▶ **Tasks to carry out**
[1] Reproduce the passage of the interview below, starting at "Niels: Sure. Did" and ending at "process going forward.".
[2] Using the interview below, decide whether each statement agrees with it. Answer yes or no for each, and quote the words of the interview that decide it. (a) Mike says his firm tweaks the model during the year. (b) Mike gives 2011 as the year of the launch. (c) Mike describes a negative performance period in the last half of 2014.

Niels: Yeah, I can imagine. That's very impressive, well done. And I guess also in terms of when you look back at the year as a whole, we always try to evaluate things when we start at the beginning of a New Year. Because it was a year that was interesting in the sense that the industry that we say we're a part of, even though… You know, what you do is different so I don't know whether you see yourself as being a part of any particular industry, but the industry that you and I know very well, the systematic strategies if we call it that, it was a year where it did well but it wasn't caused by any major disasters like 2008 and so on and so forth. But then in those periods of time, maybe often we don't look too closely about the underlying strategies, the models themselves because everything seemed to work well. But of course we should always be skeptical. We should always look at potential new ideas. Was there anything that 2014, given the fact that you had a strong run in the beginning and obviously gave some of that back towards the end, was there anything that you learned from that experience when you look back at 2014?
Mike: Yeah, we learn all the time. I continued to learn over the last few decades, and it doesn't change. The one thing that you always learn is that it's never time to do a touchdown dance. You'll have some great performance, but you know there's going to be periods, and it could be immediately following that where your strategies get just out of line with what the markets are doing and… So from our standpoint, we've got a great model in that it allows us, it actually almost encourages or demands us to continue to develop additional strategies to incorporate into that model. And we're continuing that process. The goal is to identify strategies that will help continue to diversify the portfolio, and where we have a negative performance period like we did in the last half of 2014, and make sure that we keep good balance in the portfolio with strategies that have strong performance in that same type of environment. So it's not as much as learning anything new, as it is reinforcing what we have already been doing and giving us the ongoing confidence and drive I guess to continue to expand our research and identify new strategies that'll help us continue to diversify the portfolio.
Niels: Sure. Did you tweak the model during the year so to speak, based on what you found?
Mike: We don't really tweak, what we do is we add additional strategies to the portfolio. We had been doing that since the launch in 2011. We continued to add strategies that we think will further diversify the portfolio. So we did add some through 2014, and we'll just continue that process going forward.

▶ **Dataset**

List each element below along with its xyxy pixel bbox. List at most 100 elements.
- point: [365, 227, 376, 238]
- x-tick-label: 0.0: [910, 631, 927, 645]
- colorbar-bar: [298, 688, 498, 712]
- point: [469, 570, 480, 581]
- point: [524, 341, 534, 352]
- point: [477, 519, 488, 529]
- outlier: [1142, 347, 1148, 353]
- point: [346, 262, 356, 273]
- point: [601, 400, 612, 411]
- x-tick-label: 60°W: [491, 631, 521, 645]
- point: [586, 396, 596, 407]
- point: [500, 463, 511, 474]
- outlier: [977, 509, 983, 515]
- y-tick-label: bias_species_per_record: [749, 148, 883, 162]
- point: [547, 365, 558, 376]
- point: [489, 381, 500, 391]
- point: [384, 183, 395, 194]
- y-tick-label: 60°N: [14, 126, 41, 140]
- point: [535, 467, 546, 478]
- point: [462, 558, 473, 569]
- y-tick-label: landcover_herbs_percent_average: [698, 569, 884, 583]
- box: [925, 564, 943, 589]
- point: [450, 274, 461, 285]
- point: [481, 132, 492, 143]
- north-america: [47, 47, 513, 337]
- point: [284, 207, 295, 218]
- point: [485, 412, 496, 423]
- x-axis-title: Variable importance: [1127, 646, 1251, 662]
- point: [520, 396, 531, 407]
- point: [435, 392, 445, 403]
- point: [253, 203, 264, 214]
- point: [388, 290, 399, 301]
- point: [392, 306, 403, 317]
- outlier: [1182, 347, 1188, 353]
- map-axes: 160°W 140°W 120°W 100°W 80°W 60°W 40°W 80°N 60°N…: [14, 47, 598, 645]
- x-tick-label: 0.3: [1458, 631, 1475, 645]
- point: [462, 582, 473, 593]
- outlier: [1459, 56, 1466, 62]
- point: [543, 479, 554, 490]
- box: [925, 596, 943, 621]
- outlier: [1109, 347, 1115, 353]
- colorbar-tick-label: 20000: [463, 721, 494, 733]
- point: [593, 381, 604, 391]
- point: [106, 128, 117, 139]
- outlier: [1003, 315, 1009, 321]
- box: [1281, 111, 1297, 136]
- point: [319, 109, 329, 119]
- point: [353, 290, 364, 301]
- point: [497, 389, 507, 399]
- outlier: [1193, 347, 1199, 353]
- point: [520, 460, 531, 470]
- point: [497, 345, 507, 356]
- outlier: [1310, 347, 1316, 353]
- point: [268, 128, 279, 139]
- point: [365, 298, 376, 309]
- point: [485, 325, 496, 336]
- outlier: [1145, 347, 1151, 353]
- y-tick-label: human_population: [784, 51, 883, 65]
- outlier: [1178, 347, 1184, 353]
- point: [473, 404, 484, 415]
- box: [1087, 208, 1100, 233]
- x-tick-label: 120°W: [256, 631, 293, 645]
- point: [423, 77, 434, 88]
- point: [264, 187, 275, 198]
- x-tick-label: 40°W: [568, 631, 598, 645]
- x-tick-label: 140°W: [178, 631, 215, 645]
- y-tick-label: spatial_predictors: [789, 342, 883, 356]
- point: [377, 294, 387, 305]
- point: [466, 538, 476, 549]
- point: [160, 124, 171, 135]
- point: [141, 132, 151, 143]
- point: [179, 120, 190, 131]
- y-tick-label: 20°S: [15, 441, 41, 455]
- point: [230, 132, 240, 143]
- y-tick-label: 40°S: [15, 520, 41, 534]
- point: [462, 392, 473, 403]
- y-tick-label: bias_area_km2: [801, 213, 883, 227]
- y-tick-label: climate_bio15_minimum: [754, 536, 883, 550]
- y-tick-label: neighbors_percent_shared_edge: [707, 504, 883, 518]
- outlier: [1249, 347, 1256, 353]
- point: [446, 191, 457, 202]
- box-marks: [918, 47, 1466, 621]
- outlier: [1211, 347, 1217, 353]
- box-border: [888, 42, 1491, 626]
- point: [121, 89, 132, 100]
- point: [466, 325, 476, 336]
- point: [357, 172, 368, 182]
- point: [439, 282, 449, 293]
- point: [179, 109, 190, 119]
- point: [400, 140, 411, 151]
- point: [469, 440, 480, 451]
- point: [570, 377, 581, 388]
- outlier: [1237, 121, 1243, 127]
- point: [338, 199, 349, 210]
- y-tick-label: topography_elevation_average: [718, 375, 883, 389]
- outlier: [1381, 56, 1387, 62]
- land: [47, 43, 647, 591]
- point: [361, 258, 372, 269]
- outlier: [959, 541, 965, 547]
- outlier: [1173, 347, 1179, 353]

▶ **Responses for each task**
[1]
Niels: Sure. Did you tweak the model during the year so to speak, based on what you found?
Mike: We don't really tweak, what we do is we add additional strategies to the portfolio. We had been doing that since the launch in 2011. We continued to add strategies that we think will further diversify the portfolio. So we did add some through 2014, and we'll just continue that process going forward.

[2]
(a) No: "We don't really tweak, what we do is we add additional strategies to the portfolio."
(b) Yes: "We had been doing that since the launch in 2011."
(c) Yes: "where we have a negative performance period like we did in the last half of 2014"